Stated exercise: Transcribe the records that follow, preserving every word.

——————————

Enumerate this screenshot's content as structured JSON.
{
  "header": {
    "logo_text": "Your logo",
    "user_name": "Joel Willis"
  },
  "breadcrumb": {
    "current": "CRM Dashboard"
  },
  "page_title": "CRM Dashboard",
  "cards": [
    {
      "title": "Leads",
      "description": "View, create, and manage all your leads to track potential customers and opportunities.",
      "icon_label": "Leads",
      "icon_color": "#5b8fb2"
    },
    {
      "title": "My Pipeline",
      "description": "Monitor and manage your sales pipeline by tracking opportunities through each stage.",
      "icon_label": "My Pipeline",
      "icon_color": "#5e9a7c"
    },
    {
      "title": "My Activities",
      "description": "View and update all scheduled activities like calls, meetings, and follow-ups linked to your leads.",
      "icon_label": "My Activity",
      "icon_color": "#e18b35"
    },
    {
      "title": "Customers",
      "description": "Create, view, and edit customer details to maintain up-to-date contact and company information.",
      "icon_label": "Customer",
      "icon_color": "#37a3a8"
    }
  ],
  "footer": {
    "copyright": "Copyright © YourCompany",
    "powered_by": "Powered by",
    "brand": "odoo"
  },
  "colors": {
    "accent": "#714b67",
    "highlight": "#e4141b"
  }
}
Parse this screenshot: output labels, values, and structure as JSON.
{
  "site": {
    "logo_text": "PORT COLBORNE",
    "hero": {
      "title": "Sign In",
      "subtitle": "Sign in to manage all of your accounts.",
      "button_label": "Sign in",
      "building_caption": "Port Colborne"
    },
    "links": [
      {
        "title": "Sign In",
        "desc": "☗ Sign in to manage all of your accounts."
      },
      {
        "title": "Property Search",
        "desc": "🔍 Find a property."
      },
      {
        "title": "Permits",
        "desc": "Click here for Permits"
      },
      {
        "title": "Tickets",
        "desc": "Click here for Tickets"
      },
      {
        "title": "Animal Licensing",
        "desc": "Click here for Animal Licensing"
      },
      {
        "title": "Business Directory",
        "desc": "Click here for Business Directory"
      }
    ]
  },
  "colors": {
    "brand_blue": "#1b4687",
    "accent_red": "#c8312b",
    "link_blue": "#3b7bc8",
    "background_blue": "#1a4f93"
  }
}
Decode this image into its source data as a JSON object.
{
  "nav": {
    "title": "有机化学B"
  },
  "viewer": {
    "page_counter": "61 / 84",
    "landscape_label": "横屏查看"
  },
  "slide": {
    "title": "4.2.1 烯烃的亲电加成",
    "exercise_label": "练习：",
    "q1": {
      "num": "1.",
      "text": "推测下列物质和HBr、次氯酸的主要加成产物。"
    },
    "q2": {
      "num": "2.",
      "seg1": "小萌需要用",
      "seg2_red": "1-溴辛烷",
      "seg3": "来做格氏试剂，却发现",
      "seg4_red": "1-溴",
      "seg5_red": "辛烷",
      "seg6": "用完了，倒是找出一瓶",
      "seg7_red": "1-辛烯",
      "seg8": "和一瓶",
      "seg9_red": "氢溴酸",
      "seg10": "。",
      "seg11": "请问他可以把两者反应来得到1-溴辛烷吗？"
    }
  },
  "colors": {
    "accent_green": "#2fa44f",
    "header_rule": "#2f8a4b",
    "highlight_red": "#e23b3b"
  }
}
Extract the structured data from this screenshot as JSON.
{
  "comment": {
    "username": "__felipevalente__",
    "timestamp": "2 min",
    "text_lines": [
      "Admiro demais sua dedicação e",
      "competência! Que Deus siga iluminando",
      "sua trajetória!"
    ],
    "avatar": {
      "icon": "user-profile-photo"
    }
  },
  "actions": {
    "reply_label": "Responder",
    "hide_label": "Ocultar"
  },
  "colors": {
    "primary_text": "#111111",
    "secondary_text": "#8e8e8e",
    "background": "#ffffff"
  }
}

——————————

Complete response:
Enumerate this screenshot's content as structured JSON.
{
  "header": {
    "logo_text": "Your logo",
    "user_name": "Joel Willis"
  },
  "breadcrumb": {
    "current": "CRM Dashboard"
  },
  "page_title": "CRM Dashboard",
  "cards": [
    {
      "title": "Leads",
      "description": "View, create, and manage all your leads to track potential customers and opportunities.",
      "icon_label": "Leads",
      "icon_color": "#5b8fb2"
    },
    {
      "title": "My Pipeline",
      "description": "Monitor and manage your sales pipeline by tracking opportunities through each stage.",
      "icon_label": "My Pipeline",
      "icon_color": "#5e9a7c"
    },
    {
      "title": "My Activities",
      "description": "View and update all scheduled activities like calls, meetings, and follow-ups linked to your leads.",
      "icon_label": "My Activity",
      "icon_color": "#e18b35"
    },
    {
      "title": "Customers",
      "description": "Create, view, and edit customer details to maintain up-to-date contact and company information.",
      "icon_label": "Customer",
      "icon_color": "#37a3a8"
    }
  ],
  "footer": {
    "copyright": "Copyright © YourCompany",
    "powered_by": "Powered by",
    "brand": "odoo"
  },
  "colors": {
    "accent": "#714b67",
    "highlight": "#e4141b"
  }
}
Parse this screenshot: output labels, values, and structure as JSON.
{
  "site": {
    "logo_text": "PORT COLBORNE",
    "hero": {
      "title": "Sign In",
      "subtitle": "Sign in to manage all of your accounts.",
      "button_label": "Sign in",
      "building_caption": "Port Colborne"
    },
    "links": [
      {
        "title": "Sign In",
        "desc": "☗ Sign in to manage all of your accounts."
      },
      {
        "title": "Property Search",
        "desc": "🔍 Find a property."
      },
      {
        "title": "Permits",
        "desc": "Click here for Permits"
      },
      {
        "title": "Tickets",
        "desc": "Click here for Tickets"
      },
      {
        "title": "Animal Licensing",
        "desc": "Click here for Animal Licensing"
      },
      {
        "title": "Business Directory",
        "desc": "Click here for Business Directory"
      }
    ]
  },
  "colors": {
    "brand_blue": "#1b4687",
    "accent_red": "#c8312b",
    "link_blue": "#3b7bc8",
    "background_blue": "#1a4f93"
  }
}
Decode this image into its source data as a JSON object.
{
  "nav": {
    "title": "有机化学B"
  },
  "viewer": {
    "page_counter": "61 / 84",
    "landscape_label": "横屏查看"
  },
  "slide": {
    "title": "4.2.1 烯烃的亲电加成",
    "exercise_label": "练习：",
    "q1": {
      "num": "1.",
      "text": "推测下列物质和HBr、次氯酸的主要加成产物。"
    },
    "q2": {
      "num": "2.",
      "seg1": "小萌需要用",
      "seg2_red": "1-溴辛烷",
      "seg3": "来做格氏试剂，却发现",
      "seg4_red": "1-溴",
      "seg5_red": "辛烷",
      "seg6": "用完了，倒是找出一瓶",
      "seg7_red": "1-辛烯",
      "seg8": "和一瓶",
      "seg9_red": "氢溴酸",
      "seg10": "。",
      "seg11": "请问他可以把两者反应来得到1-溴辛烷吗？"
    }
  },
  "colors": {
    "accent_green": "#2fa44f",
    "header_rule": "#2f8a4b",
    "highlight_red": "#e23b3b"
  }
}
Extract the structured data from this screenshot as JSON.
{
  "comment": {
    "username": "__felipevalente__",
    "timestamp": "2 min",
    "text_lines": [
      "Admiro demais sua dedicação e",
      "competência! Que Deus siga iluminando",
      "sua trajetória!"
    ],
    "avatar": {
      "icon": "user-profile-photo"
    }
  },
  "actions": {
    "reply_label": "Responder",
    "hide_label": "Ocultar"
  },
  "colors": {
    "primary_text": "#111111",
    "secondary_text": "#8e8e8e",
    "background": "#ffffff"
  }
}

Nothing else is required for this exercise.